> BRANO ESTRATTO

3) Come si dice e come si scrive
Anche qui non voglio scendere nei dettagli su come la nostra mente percepisce i suoni (lo farò altrove), ma è importante sapere che non percepiamo realmente i suoi pronunciati. Piuttosto, li reinterpretiamo in base alle nostre aspettative, che possono essere formate dalla nostra esperienza precedente, o anche da altri elementi, come la scrittura. Ad esempio, la maggior parte degli italiani tende a pronunciare le lettere mute della lingua inglese. Quindi knight non può essere night: c’è una k davanti, e quindi magari è flebile ma c’è! In realtà, nella pronuncia non c’è davvero. Ma ci sono casi piú complessi, e chi apprende tramite un testo scritto ne soffre quasi sempre le conseguenze nella pronuncia. Non potendo sapere quali lingue straniere parla chi mi legge, per provare a chiarire farò un esempio tratto dall’italiano. Prova a pronunciare “a casa”. Ora, uno straniero lo pronuncerebbe probabilmente “acása”, mentre un madrelingua (correttamente) lo pronuncia “accása”. Donde spunta la doppia? È una regola della nostra lingua: la “a” è una cosiddetta cogeminante, ovvero determina il raddoppiamento (detto fonosintattico) della consonante che segue. È una regola di cui in genere non siamo al corrente (tanto per sottolineare ancora come la conoscenza formale della regola non serva per parlare correttamente) ma che esiste. Ora, già è difficile “carpire” la reale pronuncia di una lingua persino ascoltando. Se poi costruiamo la nostra pronuncia sulla base di una parola scritta (l’ortografia non mostra mai tutti i dettagli della pronuncia), non dovrebbe sorprendere che non siamo in grado di parlare bene, né di comprendere facilmente quello che dicono gli altri (perché ci “aspettiamo” suoni diversi). Ricordiamo che un madrelingua impara a parlare, e solo piú tardi (eventualmente) a trascrivere quanto dice. È quanto dovremmo fare anche noi se vogliamo essere in grado di acquisire un buon livello di comprensione e pronuncia. Tra parlato e scrittura c’è una bella analogia usata dal linguistica McWhorter: “se il linguaggio in sé, parlato, è come un essere umano reale, la scrittura è come un personaggio dei Simpson; se già siamo familiari con l’oggetto reale, è facile capire le somiglianze e i riferimenti, ma se non fossimo mai stati sulla Terra e avessimo unicamente visto le puntante dei Simpson potremmo farci un’idea assai bizzarra e inesatta di come è fatto un essere umano”.

> RIGHE DI DATI
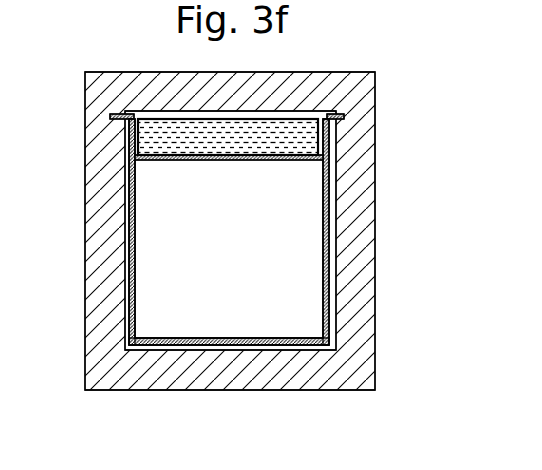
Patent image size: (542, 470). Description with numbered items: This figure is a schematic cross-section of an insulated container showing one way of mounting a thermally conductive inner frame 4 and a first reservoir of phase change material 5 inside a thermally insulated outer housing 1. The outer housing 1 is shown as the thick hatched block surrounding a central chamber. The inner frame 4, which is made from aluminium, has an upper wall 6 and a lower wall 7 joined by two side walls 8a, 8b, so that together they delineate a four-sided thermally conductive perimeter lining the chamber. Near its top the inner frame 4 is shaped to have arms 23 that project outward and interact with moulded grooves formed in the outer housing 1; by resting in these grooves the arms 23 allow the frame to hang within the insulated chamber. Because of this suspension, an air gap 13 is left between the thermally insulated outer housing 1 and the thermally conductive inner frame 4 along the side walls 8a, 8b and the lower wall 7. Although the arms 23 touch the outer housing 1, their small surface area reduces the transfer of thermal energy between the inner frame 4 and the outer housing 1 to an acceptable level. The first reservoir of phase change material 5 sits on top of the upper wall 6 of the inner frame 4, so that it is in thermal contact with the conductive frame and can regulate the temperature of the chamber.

> COMPITO DA SVOLGERE
Prosegui il brano sul rapporto tra pronuncia e scrittura, riprendendo subito dopo la sua ultima frase. L'elenco non c'entra con quanto viene chiesto qui.

> RISPOSTA ALL'ESERCIZIO
4) Immersione… senza andare all’estero
Anche questa sembra una banalità. Per imparare bene una lingua serve immersione, ovvero un contatto pieno con la stessa. Se volessi imparare il tedesco, la mia migliore soluzione sarebbe andare in Germania, ovvero calarmi in un contesto dove sarei costretto a usare il piú possibile tale lingua. Credo che su questo nessuno abbia dubbi. Il punto è che la maggior parte di noi magari non ha le risorse o il tempo per andare per qualche settimana o qualche mese all’estero per imparare la lingua! Dunque, che fare? Sfruttare ogni possibilità di immersione (nel contesto linguistico) che ci offre l’ambiente circostante. Si può pensare che non ce ne siano, ma basta essere fantasiosi, soprattutto nel mondo tecnologico di oggi. Ecco giusto qualche idea: impostare cellulare, portatile, televisione, navigatore e altri strumenti nella lingua che vogliamo imparare; comprare dvd in quella lingua o con sottotitoli in quella lingua; seguire trasmissioni radio o video; circondarsi di stimoli (ad esempio, etichettando la casa o la propria stanza con i nomi dei vari oggetti nella lingua che vogliamo apprendere); organizzarsi per scambi linguistici tramite programmi di videocomunicazione come Skype.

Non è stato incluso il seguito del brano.